## Collected data
>>>>>
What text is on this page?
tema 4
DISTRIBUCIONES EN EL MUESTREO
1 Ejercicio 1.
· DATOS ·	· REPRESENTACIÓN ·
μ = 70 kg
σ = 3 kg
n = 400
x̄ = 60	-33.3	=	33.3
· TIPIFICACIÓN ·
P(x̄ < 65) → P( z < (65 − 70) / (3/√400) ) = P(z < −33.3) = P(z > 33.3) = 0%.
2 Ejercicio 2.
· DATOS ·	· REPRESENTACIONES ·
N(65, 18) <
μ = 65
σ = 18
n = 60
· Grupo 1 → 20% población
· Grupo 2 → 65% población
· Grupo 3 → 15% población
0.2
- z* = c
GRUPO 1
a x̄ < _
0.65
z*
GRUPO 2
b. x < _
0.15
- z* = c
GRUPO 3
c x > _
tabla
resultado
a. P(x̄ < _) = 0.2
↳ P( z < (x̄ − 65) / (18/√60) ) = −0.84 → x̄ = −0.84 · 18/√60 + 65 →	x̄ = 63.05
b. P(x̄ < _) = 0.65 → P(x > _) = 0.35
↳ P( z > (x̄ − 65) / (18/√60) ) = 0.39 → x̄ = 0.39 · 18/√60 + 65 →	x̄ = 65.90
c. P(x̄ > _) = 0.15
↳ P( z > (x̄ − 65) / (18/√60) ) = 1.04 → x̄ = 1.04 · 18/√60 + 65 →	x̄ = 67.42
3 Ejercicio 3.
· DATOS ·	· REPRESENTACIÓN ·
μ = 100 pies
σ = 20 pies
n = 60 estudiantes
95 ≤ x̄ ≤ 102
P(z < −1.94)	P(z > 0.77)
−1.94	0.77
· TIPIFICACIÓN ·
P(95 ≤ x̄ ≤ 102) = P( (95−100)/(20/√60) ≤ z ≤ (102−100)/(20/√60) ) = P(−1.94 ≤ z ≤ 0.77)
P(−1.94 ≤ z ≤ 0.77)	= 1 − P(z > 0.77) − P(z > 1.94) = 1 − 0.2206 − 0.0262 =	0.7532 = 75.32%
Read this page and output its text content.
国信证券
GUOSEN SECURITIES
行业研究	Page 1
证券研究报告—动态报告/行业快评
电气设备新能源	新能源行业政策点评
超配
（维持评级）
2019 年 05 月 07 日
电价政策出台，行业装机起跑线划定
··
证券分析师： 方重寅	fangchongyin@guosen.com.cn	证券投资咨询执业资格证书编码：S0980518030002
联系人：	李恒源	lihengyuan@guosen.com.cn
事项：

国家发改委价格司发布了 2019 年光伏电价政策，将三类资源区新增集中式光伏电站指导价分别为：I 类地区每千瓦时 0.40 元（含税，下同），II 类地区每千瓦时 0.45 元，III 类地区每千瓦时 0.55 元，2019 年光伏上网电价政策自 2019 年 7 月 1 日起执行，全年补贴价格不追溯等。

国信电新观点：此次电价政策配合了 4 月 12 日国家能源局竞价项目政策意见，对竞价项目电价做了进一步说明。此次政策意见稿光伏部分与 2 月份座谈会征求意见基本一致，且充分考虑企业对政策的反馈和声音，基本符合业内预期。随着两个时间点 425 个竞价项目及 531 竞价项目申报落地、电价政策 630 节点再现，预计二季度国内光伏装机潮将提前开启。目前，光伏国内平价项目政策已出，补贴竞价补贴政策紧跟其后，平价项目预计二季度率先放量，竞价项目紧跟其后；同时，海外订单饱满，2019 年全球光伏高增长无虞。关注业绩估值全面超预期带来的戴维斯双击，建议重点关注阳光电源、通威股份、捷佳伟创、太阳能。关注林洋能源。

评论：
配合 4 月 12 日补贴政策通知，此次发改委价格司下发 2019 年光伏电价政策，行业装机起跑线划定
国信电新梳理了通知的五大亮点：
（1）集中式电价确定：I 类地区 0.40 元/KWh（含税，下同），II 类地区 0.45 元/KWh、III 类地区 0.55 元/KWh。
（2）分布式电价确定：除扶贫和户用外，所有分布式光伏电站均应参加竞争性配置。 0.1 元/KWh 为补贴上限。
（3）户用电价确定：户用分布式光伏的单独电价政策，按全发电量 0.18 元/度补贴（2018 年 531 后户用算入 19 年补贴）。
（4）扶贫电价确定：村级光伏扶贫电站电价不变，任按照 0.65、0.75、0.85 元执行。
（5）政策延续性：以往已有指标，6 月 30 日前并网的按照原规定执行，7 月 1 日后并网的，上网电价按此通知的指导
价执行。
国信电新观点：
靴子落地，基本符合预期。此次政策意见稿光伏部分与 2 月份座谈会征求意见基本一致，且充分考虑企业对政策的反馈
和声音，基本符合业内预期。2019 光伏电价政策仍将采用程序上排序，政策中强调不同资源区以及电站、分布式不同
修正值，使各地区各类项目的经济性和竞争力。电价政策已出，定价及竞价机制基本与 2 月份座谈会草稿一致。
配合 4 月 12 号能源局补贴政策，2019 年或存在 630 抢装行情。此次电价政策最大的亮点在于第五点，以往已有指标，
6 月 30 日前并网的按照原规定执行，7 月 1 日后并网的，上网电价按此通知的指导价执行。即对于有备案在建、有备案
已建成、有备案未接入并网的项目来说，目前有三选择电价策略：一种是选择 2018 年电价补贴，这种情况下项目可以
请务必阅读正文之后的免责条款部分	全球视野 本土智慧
<<<<<
## SET TASK
Pull every line containing "此次政策意见稿光伏部分与" out of the data above.

## CORRECT RESULT
国信电新观点：此次电价政策配合了 4 月 12 日国家能源局竞价项目政策意见，对竞价项目电价做了进一步说明。此次政策意见稿光伏部分与 2 月份座谈会征求意见基本一致，且充分考虑企业对政策的反馈和声音，基本符合业内预期。随着两个时间点 425 个竞价项目及 531 竞价项目申报落地、电价政策 630 节点再现，预计二季度国内光伏装机潮将提前开启。目前，光伏国内平价项目政策已出，补贴竞价补贴政策紧跟其后，平价项目预计二季度率先放量，竞价项目紧跟其后；同时，海外订单饱满，2019 年全球光伏高增长无虞。关注业绩估值全面超预期带来的戴维斯双击，建议重点关注阳光电源、通威股份、捷佳伟创、太阳能。关注林洋能源。
靴子落地，基本符合预期。此次政策意见稿光伏部分与 2 月份座谈会征求意见基本一致，且充分考虑企业对政策的反馈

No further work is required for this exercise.